• **TASK TO CARRY OUT**
Return each line that holds the word "STANDARDS".

Saved data entries:
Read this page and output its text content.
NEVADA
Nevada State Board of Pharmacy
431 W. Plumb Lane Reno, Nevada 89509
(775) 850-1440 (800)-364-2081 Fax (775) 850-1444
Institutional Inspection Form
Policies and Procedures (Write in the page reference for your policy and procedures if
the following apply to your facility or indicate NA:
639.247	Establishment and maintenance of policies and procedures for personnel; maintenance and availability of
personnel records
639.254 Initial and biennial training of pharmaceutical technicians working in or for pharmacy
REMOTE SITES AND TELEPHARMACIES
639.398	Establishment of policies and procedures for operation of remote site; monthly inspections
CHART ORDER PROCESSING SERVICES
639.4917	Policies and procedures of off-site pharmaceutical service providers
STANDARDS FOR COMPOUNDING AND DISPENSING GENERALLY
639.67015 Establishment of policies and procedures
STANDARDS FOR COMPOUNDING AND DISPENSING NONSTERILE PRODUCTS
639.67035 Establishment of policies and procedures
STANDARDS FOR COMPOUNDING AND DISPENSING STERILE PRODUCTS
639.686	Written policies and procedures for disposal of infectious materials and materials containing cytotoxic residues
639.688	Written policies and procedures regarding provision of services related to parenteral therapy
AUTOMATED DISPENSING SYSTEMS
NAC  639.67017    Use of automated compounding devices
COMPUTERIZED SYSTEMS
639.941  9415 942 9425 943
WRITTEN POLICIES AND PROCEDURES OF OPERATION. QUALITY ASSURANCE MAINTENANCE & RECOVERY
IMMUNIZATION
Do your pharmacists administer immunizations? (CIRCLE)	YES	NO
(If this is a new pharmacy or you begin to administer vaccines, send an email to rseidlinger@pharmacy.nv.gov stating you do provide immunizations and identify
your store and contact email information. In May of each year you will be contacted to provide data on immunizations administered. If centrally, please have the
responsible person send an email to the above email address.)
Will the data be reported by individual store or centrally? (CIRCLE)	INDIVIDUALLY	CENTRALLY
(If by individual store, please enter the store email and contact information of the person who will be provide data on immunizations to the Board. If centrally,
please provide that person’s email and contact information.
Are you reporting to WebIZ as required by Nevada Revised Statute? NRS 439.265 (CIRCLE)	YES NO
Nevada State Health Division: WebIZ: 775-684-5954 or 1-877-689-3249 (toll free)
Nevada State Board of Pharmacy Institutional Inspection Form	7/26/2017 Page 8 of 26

• **FULL ANSWER**
STANDARDS FOR COMPOUNDING AND DISPENSING GENERALLY
STANDARDS FOR COMPOUNDING AND DISPENSING NONSTERILE PRODUCTS
STANDARDS FOR COMPOUNDING AND DISPENSING STERILE PRODUCTS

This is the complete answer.